Exercise => Copy all lines holding the word "vary" from the entries.

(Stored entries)
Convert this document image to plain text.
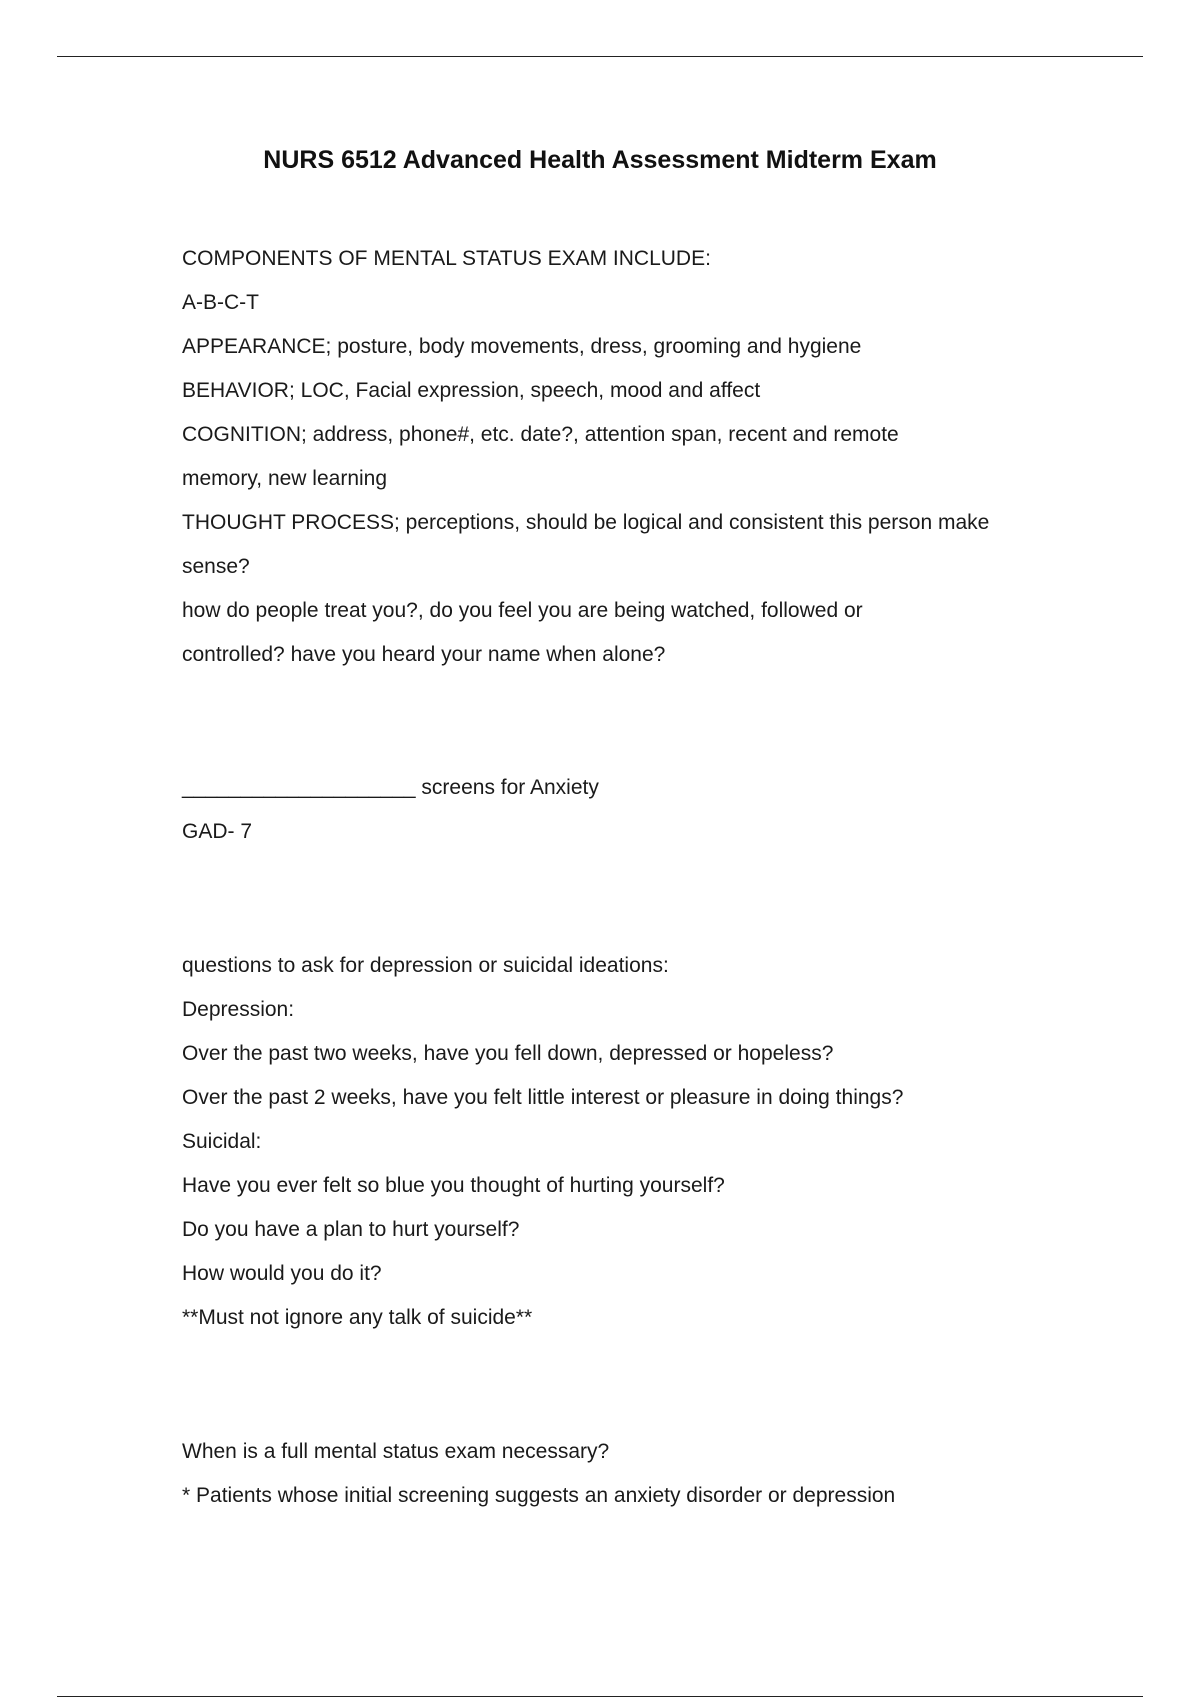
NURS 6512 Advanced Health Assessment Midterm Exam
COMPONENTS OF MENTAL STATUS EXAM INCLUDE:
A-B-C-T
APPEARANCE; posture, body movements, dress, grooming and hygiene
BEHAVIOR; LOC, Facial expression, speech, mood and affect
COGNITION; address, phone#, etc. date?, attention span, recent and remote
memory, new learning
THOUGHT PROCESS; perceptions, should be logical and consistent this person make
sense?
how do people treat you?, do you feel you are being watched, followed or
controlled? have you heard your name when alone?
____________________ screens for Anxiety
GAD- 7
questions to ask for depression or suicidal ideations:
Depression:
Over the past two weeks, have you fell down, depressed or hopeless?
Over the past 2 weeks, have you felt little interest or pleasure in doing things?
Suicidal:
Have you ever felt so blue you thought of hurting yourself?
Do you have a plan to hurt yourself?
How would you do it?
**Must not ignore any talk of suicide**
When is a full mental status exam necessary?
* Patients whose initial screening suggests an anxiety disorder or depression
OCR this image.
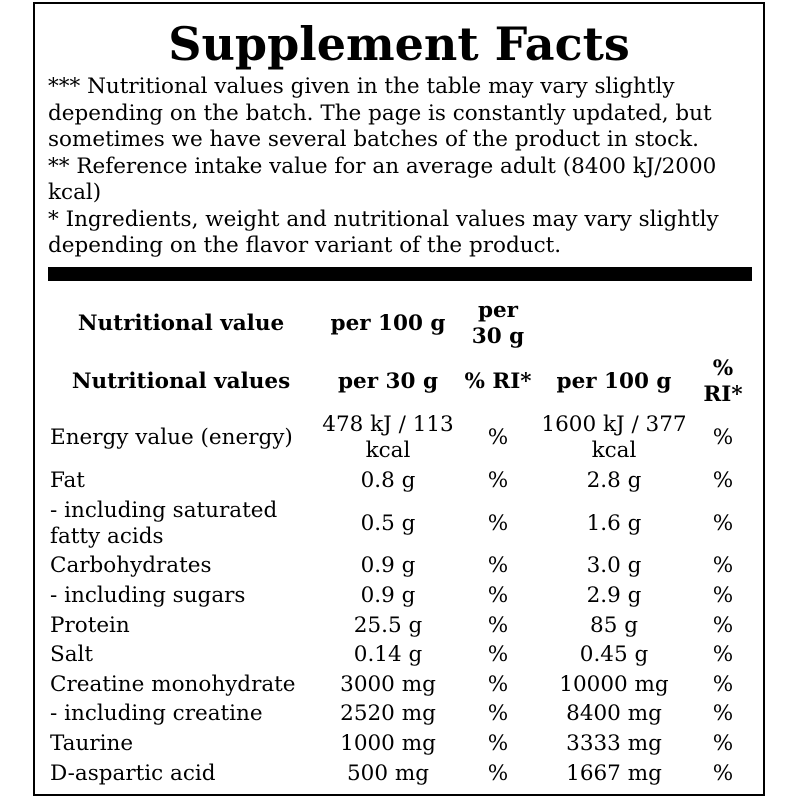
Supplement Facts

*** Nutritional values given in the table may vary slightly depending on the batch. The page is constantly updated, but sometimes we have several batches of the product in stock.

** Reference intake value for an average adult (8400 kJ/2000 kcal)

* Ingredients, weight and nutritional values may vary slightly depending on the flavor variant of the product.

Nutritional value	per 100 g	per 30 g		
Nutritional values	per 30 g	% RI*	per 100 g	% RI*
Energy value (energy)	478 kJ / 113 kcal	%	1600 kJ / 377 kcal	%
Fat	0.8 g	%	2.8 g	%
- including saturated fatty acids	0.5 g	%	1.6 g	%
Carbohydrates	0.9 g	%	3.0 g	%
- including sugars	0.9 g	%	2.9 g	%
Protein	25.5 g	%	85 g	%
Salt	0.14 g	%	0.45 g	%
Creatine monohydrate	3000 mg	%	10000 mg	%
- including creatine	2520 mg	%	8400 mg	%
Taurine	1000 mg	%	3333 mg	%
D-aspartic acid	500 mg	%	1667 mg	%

Solution to the problem =>
*** Nutritional values given in the table may vary slightly depending on the batch. The page is constantly updated, but sometimes we have several batches of the product in stock.
* Ingredients, weight and nutritional values may vary slightly depending on the flavor variant of the product.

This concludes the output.